Without your below suggestion, this is really my best solution.

> >>  For DomU I'd
> >> really expect you to state in the commit message why no spamming can
> >> occur (of course assuming it really can't, which I'm not convinced of).
> >>
> >
> > In this v4, I think we will still spam the console in extreme cases :(:(..
> >
> > For mapping:
> > +                ret = iommu_map_page();
> > +                if ( unlikely(ret) )
> > +                {
> > +                    while ( i-- )
> > +                        iommu_unmap_page();
> > +                }
> >
> > We'll  stop map against any error and unmapping the previous mappings.
> > The extreme case is error for unmapping the previous mappings.
> >
> > Again -- I think dprintk is a better solution. Any suggestion?
> 
> For DomU the solution seems quite obvious: Only log a message if the domain
> is not already marked crashed. For Dom0 you'll need to get a little more
> creative (but by leveraging the fact that there's only one in the system, this
> can't be too difficult a problem to solve:
> e.g. "manually" rate limit these messages - see printk_ratelimit() et al).

Amazing!!
As the comment said, printk_ratelimit() is lifted from Linux. referred to the Linux, __iiuc__ , I will fix this issue as below (a variant):

...
+    rc = hd->platform_ops->unmap_page(d, gfn);
+
+    if ( unlikely(rc) )
+    {
+        if ( printk_ratelimit() )

> DATA SUPPLIED
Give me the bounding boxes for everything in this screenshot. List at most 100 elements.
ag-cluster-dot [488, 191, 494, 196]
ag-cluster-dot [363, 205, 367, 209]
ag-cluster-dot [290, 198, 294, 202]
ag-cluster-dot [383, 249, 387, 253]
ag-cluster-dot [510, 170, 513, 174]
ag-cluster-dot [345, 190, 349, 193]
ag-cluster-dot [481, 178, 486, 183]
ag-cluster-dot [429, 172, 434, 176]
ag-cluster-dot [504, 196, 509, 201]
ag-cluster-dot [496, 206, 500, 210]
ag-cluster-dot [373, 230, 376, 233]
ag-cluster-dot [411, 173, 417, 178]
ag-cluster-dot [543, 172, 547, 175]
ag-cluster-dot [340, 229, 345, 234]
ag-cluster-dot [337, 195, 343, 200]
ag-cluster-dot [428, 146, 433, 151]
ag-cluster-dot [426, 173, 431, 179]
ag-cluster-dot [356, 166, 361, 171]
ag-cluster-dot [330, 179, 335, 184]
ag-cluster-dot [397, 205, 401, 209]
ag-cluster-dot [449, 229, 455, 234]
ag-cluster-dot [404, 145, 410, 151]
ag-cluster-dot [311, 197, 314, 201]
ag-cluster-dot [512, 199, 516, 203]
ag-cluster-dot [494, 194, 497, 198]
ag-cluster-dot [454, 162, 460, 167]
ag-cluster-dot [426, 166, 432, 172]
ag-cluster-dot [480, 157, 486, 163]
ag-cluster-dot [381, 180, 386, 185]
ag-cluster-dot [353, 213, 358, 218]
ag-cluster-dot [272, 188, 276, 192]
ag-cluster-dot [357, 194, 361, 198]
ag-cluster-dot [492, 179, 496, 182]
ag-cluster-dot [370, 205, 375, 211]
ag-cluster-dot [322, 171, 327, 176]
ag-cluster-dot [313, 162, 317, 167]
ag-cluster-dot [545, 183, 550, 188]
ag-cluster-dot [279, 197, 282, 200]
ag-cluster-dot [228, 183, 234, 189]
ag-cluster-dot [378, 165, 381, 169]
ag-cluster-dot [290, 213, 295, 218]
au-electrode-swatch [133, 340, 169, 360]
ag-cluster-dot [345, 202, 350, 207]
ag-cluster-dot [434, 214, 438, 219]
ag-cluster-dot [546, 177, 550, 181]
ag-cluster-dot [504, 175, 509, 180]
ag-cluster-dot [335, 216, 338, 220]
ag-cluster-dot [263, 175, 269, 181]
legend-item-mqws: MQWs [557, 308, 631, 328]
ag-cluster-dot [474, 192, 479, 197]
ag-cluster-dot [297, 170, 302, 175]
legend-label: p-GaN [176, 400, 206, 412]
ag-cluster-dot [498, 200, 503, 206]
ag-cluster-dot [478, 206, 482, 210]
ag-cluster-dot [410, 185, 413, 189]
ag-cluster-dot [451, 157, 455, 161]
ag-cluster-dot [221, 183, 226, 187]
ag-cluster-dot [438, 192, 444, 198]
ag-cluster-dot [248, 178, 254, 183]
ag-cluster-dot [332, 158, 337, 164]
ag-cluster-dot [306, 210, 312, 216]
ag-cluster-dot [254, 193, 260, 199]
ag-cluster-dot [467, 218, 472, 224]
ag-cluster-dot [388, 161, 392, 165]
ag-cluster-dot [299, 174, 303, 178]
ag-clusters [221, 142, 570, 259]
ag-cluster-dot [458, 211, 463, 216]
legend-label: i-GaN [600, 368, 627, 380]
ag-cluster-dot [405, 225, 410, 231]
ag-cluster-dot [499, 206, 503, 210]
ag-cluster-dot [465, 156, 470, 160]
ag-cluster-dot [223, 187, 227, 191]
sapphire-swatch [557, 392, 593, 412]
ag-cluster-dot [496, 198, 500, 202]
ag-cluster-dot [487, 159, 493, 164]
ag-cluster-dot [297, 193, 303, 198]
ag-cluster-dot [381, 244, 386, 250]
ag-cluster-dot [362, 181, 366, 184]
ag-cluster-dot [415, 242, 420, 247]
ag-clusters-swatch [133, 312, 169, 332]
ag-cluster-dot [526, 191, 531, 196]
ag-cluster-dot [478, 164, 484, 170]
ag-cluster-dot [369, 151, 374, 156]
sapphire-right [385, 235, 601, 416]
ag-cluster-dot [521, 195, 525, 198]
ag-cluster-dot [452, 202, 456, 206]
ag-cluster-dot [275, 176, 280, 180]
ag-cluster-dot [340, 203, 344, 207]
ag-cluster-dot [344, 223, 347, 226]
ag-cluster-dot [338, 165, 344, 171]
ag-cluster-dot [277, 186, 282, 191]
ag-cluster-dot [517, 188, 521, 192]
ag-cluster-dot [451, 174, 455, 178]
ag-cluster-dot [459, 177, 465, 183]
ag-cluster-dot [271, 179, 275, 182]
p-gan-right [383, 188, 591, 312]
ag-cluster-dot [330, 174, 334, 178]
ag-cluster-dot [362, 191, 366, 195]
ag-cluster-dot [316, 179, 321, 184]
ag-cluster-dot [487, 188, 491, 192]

> WHAT IS ASKED
(1) In the thread about logging IOMMU mapping errors, what does the reviewer propose for DomU to avoid spamming the console?
(2) List every distinct function name that is called with parentheses in the code lines of the thread about logging IOMMU mapping errors.
(3) Write the next part of the thread about logging IOMMU mapping errors, starting right after its final line of code.

> ANSWERS PER TASK
(1) Only log a message if the domain is not already marked crashed.

(2) iommu_map_page, unlikely, iommu_unmap_page, unmap_page, printk_ratelimit

(3)
+            printk(XENLOG_ERR
+                   "iommu_unmap_page: IOMMU unmapping gfn %#lx failed for dom%d.",
+                   gfn, d->domain_id);
+
+        if ( !is_hardware_domain(d) )
+            domain_crash(d);
+    }
+
+    return rc;
...

Thanks!!



Quan
Jan Beulich May 10, 2016, 8:02 a.m. UTC | #5
>>> On 10.05.16 at 09:53, <quan.xu@intel.com> wrote:
> +    rc = hd->platform_ops->unmap_page(d, gfn);
> +
> +    if ( unlikely(rc) )
> +    {
> +        if ( printk_ratelimit() )
> +            printk(XENLOG_ERR
> +                   "iommu_unmap_page: IOMMU unmapping gfn %#lx failed for dom%d.",
> +                   gfn, d->domain_id);
> +
> +        if ( !is_hardware_domain(d) )
> +            domain_crash(d);
> +    }
> +
> +    return rc;

But please - as said - also avoid logging any message for already
dying domains.

Jan
Quan Xu May 10, 2016, 8:20 a.m. UTC | #6
On May 10, 2016 4:03 PM, Jan Beulich <JBeulich@suse.com> wrote:
> >>> On 10.05.16 at 09:53, <quan.xu@intel.com> wrote:
> > +    rc = hd->platform_ops->unmap_page(d, gfn);
> > +
> > +    if ( unlikely(rc) )
> > +    {
> > +        if ( printk_ratelimit() )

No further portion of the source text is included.